## Problem to work on
Scan the entries below for the word "Apical". Copy each line that has it.

## Rows from a figure dataset
• • • •

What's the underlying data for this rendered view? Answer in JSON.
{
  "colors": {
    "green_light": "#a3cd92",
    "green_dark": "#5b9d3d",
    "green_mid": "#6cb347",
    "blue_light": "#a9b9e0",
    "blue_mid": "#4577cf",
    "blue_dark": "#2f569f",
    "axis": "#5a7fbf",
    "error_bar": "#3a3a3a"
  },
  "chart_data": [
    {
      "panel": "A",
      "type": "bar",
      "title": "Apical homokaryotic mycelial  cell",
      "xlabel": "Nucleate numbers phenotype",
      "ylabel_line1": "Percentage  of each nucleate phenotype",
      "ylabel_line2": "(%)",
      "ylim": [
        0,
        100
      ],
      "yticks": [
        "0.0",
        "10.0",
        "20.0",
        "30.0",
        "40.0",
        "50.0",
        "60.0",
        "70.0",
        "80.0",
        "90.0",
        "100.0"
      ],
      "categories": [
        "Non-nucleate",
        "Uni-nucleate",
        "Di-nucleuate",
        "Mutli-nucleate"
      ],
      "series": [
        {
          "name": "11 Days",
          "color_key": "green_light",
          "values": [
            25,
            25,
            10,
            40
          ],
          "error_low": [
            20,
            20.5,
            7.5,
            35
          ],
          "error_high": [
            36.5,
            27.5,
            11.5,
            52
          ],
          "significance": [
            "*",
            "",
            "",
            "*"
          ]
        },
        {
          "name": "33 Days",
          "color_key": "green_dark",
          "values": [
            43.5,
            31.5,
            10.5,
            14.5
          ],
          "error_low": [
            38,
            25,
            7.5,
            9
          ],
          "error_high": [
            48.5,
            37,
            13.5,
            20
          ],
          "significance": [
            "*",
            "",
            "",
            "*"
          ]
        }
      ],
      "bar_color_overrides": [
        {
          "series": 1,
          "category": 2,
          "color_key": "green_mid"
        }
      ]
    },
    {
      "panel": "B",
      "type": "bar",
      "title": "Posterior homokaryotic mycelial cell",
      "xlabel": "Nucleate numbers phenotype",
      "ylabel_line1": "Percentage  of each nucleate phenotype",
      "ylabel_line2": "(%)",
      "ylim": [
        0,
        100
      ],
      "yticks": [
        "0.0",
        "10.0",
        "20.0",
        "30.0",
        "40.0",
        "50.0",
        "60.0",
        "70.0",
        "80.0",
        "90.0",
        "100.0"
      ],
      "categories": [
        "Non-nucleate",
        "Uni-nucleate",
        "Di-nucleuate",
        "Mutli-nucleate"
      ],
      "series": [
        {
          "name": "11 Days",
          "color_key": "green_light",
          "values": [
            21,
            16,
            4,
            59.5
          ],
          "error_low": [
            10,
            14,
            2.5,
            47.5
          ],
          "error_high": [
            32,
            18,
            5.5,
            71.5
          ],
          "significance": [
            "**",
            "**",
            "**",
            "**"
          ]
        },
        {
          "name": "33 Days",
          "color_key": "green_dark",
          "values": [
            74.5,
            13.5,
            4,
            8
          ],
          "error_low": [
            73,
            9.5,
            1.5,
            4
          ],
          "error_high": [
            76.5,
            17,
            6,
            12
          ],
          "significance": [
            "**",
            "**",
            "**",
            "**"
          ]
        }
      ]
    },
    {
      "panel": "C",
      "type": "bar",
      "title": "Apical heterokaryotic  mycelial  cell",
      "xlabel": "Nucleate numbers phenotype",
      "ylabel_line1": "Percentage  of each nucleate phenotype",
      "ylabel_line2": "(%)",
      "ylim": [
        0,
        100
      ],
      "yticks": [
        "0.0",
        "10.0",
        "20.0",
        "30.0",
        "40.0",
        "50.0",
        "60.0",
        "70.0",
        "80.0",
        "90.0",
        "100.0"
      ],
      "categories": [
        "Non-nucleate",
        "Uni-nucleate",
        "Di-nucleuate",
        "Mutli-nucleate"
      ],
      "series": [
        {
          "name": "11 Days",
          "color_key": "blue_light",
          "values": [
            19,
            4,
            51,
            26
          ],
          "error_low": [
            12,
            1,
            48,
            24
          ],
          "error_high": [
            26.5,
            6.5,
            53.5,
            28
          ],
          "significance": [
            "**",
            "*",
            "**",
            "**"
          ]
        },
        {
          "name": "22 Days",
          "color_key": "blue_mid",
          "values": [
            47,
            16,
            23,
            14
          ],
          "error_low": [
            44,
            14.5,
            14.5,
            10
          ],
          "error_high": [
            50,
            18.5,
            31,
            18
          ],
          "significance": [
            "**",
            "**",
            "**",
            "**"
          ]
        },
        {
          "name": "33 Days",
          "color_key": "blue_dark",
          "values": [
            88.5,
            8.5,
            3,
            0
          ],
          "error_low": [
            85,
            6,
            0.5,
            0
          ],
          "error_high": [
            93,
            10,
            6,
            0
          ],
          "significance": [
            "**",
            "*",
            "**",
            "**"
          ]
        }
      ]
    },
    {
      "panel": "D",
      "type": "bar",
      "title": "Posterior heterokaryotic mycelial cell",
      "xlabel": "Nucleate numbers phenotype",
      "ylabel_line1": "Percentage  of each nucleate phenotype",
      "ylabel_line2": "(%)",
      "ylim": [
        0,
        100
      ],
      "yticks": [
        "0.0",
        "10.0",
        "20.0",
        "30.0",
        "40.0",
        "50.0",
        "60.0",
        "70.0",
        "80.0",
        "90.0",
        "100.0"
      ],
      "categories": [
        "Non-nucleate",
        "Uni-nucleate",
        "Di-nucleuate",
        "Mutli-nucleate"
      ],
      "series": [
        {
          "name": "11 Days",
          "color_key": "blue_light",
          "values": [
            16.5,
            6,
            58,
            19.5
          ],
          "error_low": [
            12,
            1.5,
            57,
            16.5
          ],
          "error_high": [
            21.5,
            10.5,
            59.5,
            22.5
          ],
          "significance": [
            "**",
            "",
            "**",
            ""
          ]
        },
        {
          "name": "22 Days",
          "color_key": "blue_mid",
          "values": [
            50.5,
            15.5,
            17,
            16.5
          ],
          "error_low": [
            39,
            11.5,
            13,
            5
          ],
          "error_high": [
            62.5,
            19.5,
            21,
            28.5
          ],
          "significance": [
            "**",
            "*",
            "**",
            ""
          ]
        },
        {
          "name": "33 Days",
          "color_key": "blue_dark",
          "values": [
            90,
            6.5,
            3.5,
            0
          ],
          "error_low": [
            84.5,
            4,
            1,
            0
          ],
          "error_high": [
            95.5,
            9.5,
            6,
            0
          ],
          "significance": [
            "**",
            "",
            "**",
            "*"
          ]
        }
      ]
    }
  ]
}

• • • •

## Correct response
      "title": "Apical homokaryotic mycelial  cell",
      "title": "Apical heterokaryotic  mycelial  cell",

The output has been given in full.